[Start of Information provided]
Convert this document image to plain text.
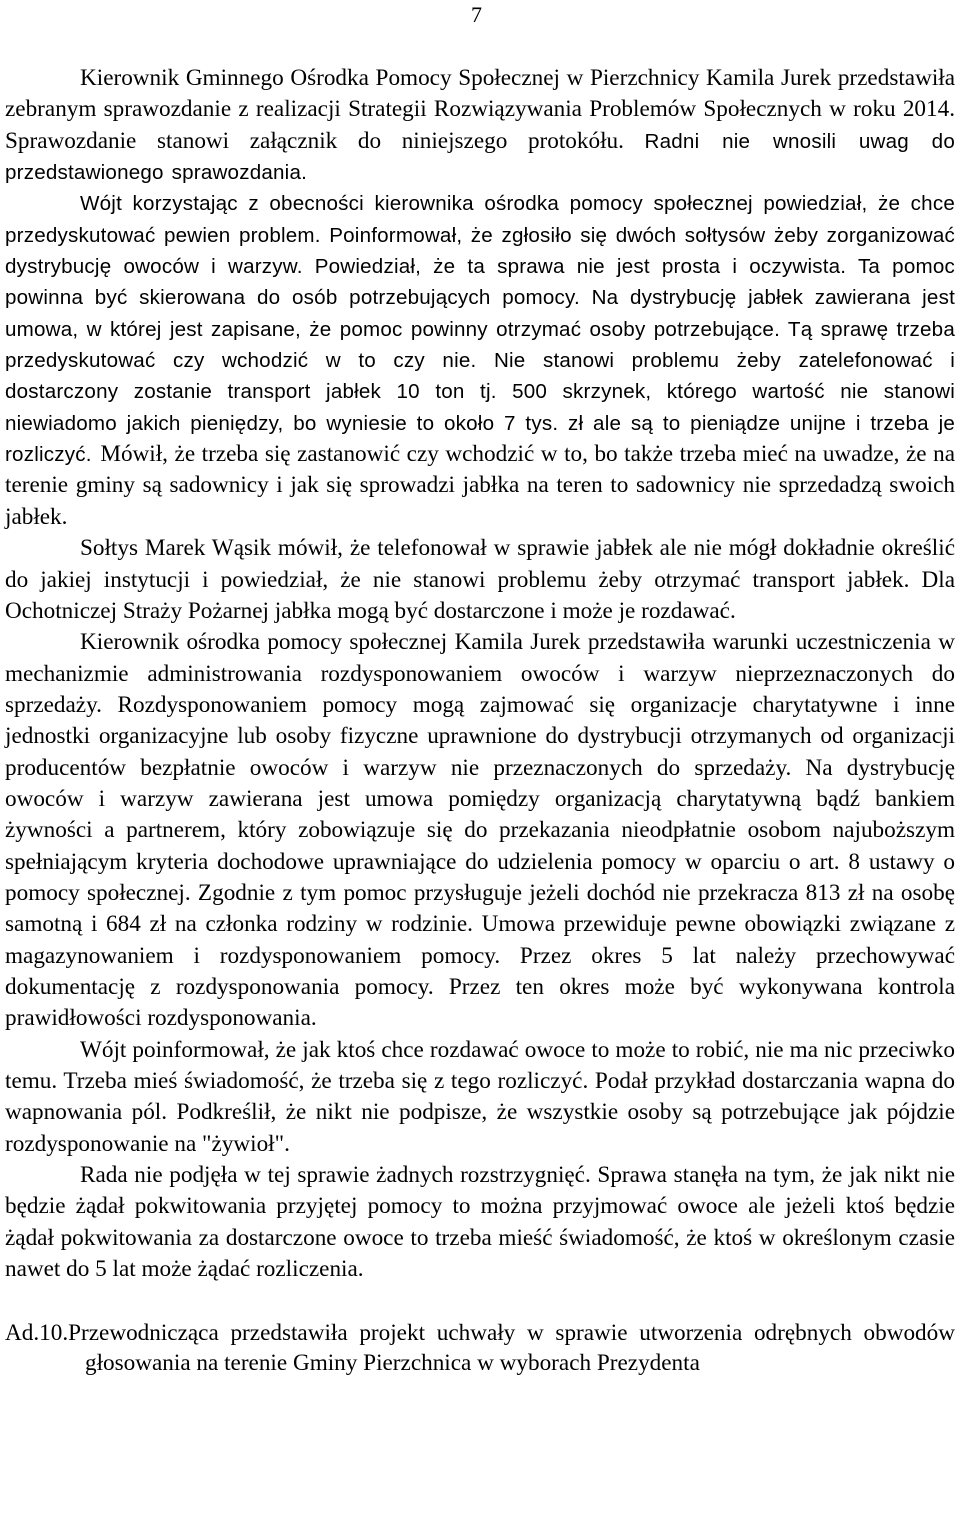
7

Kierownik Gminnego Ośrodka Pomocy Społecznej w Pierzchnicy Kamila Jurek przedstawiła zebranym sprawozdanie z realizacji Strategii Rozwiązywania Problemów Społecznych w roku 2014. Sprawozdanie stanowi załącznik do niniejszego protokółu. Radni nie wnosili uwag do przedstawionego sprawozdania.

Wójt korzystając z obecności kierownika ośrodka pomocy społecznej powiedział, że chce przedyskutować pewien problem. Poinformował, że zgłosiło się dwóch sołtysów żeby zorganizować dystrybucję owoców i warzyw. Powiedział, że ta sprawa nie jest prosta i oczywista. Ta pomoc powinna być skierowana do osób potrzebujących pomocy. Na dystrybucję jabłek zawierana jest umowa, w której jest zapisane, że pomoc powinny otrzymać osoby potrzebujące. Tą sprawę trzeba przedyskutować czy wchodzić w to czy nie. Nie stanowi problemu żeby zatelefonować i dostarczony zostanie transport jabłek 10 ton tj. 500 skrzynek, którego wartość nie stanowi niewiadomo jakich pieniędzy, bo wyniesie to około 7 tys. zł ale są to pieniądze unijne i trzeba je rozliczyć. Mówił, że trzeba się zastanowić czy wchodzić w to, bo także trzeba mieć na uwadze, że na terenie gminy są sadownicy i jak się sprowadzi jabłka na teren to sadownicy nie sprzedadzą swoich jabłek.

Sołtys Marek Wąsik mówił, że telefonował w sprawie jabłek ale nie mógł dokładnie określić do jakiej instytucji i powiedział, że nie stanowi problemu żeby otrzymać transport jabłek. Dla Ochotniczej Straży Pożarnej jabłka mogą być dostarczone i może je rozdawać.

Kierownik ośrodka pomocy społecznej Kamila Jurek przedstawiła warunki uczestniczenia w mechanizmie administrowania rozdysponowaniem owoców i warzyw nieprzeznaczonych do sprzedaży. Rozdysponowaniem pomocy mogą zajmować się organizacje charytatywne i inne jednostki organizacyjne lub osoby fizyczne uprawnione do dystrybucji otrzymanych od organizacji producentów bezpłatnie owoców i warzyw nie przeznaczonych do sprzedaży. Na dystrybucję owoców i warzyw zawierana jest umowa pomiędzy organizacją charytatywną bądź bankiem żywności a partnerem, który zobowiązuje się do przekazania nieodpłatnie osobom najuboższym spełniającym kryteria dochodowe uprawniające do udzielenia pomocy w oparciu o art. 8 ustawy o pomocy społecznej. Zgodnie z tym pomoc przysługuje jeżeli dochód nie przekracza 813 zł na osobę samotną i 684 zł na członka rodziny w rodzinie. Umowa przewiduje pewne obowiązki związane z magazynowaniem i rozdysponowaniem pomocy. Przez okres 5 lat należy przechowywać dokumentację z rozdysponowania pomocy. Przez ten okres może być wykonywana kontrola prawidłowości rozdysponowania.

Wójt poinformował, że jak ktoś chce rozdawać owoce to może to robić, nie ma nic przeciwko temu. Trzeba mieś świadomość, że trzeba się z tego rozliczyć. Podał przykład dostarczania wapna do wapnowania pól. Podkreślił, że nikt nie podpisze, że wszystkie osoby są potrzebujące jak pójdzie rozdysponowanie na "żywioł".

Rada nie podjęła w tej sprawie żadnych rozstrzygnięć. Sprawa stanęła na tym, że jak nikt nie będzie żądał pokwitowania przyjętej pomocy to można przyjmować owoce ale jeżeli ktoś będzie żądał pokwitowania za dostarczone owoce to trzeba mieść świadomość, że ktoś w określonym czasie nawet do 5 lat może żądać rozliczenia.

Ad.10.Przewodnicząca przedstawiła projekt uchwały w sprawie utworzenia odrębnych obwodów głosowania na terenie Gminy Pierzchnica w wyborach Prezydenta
[End of Information provided]
Pull out every line of the records above that contains the word "otrzymać".

Wójt korzystając z obecności kierownika ośrodka pomocy społecznej powiedział, że chce przedyskutować pewien problem. Poinformował, że zgłosiło się dwóch sołtysów żeby zorganizować dystrybucję owoców i warzyw. Powiedział, że ta sprawa nie jest prosta i oczywista. Ta pomoc powinna być skierowana do osób potrzebujących pomocy. Na dystrybucję jabłek zawierana jest umowa, w której jest zapisane, że pomoc powinny otrzymać osoby potrzebujące. Tą sprawę trzeba przedyskutować czy wchodzić w to czy nie. Nie stanowi problemu żeby zatelefonować i dostarczony zostanie transport jabłek 10 ton tj. 500 skrzynek, którego wartość nie stanowi niewiadomo jakich pieniędzy, bo wyniesie to około 7 tys. zł ale są to pieniądze unijne i trzeba je rozliczyć. Mówił, że trzeba się zastanowić czy wchodzić w to, bo także trzeba mieć na uwadze, że na terenie gminy są sadownicy i jak się sprowadzi jabłka na teren to sadownicy nie sprzedadzą swoich jabłek.
Sołtys Marek Wąsik mówił, że telefonował w sprawie jabłek ale nie mógł dokładnie określić do jakiej instytucji i powiedział, że nie stanowi problemu żeby otrzymać transport jabłek. Dla Ochotniczej Straży Pożarnej jabłka mogą być dostarczone i może je rozdawać.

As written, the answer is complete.